INSTRUCTION -
Leave out the pictures, then reproduce the rest of the material exactly.
--- Start RECORDS FOR PROCESSING ---
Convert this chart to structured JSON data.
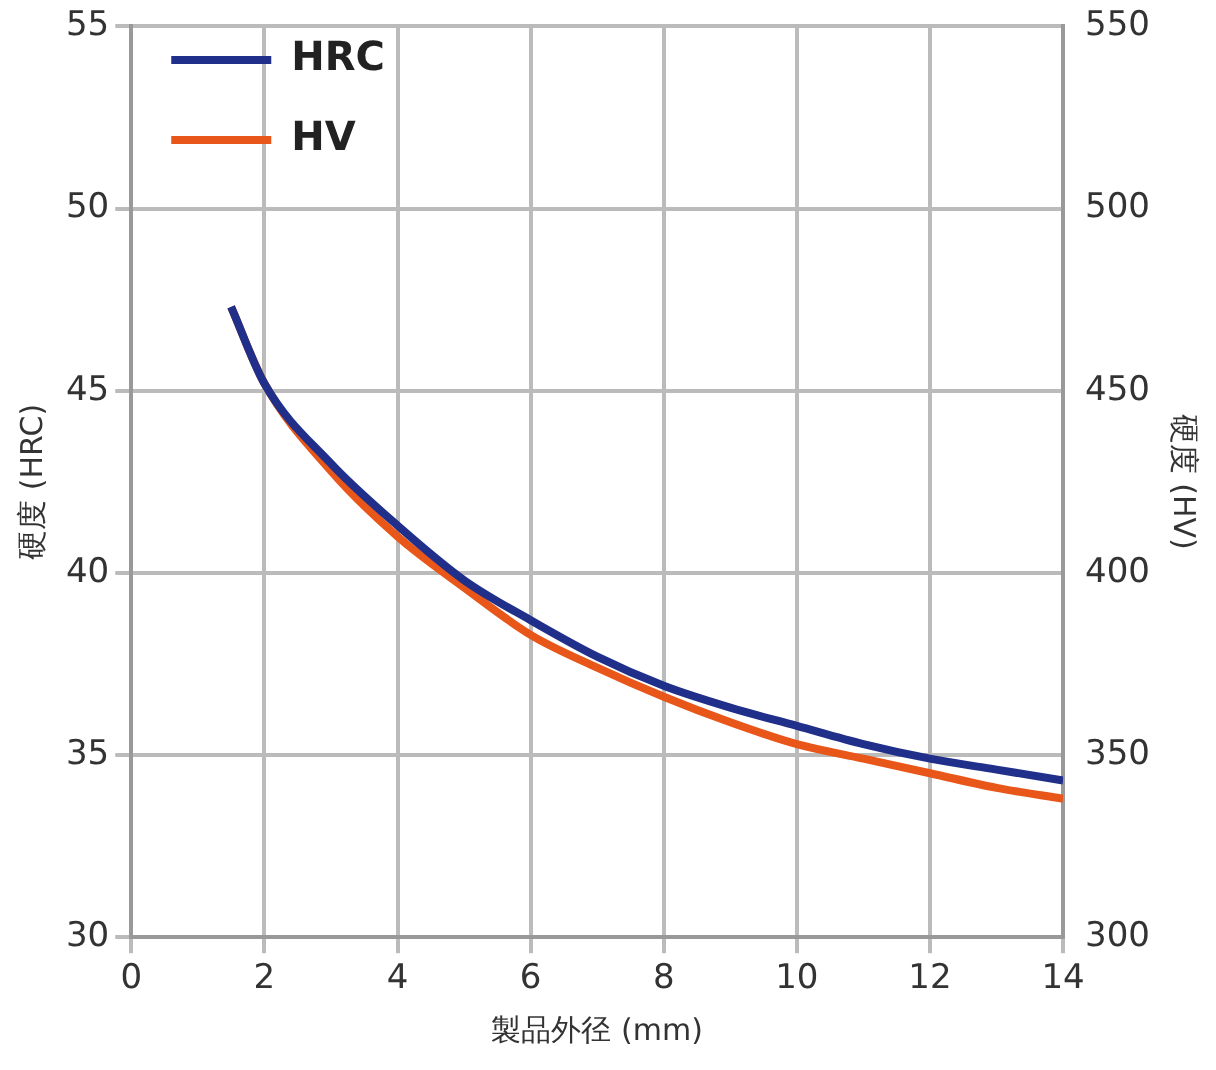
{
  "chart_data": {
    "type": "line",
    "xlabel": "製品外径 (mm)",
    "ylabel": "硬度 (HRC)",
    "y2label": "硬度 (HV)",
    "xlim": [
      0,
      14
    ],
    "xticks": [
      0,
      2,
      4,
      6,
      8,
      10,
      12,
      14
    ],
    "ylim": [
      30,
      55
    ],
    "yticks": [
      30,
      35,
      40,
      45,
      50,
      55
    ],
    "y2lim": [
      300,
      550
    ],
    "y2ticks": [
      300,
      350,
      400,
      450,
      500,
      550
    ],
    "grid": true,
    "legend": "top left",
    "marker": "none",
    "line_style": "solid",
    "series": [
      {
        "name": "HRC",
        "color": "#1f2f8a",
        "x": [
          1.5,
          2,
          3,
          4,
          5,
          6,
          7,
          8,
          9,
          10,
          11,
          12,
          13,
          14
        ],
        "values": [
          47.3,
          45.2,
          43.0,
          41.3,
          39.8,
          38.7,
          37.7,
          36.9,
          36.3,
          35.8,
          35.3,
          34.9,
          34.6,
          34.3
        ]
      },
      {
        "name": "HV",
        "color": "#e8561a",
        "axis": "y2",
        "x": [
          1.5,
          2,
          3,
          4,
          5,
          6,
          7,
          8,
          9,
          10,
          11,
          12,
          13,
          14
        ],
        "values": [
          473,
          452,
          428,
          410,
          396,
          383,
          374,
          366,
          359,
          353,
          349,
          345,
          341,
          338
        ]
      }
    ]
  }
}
--- End RECORDS FOR PROCESSING ---
SOLUTION TO THIS TASK -
Convert this chart to structured JSON data.
{
  "chart_data": {
    "type": "line",
    "xlabel": "製品外径 (mm)",
    "ylabel": "硬度 (HRC)",
    "y2label": "硬度 (HV)",
    "xlim": [
      0,
      14
    ],
    "xticks": [
      0,
      2,
      4,
      6,
      8,
      10,
      12,
      14
    ],
    "ylim": [
      30,
      55
    ],
    "yticks": [
      30,
      35,
      40,
      45,
      50,
      55
    ],
    "y2lim": [
      300,
      550
    ],
    "y2ticks": [
      300,
      350,
      400,
      450,
      500,
      550
    ],
    "grid": true,
    "legend": "top left",
    "marker": "none",
    "line_style": "solid",
    "series": [
      {
        "name": "HRC",
        "color": "#1f2f8a",
        "x": [
          1.5,
          2,
          3,
          4,
          5,
          6,
          7,
          8,
          9,
          10,
          11,
          12,
          13,
          14
        ],
        "values": [
          47.3,
          45.2,
          43.0,
          41.3,
          39.8,
          38.7,
          37.7,
          36.9,
          36.3,
          35.8,
          35.3,
          34.9,
          34.6,
          34.3
        ]
      },
      {
        "name": "HV",
        "color": "#e8561a",
        "axis": "y2",
        "x": [
          1.5,
          2,
          3,
          4,
          5,
          6,
          7,
          8,
          9,
          10,
          11,
          12,
          13,
          14
        ],
        "values": [
          473,
          452,
          428,
          410,
          396,
          383,
          374,
          366,
          359,
          353,
          349,
          345,
          341,
          338
        ]
      }
    ]
  }
}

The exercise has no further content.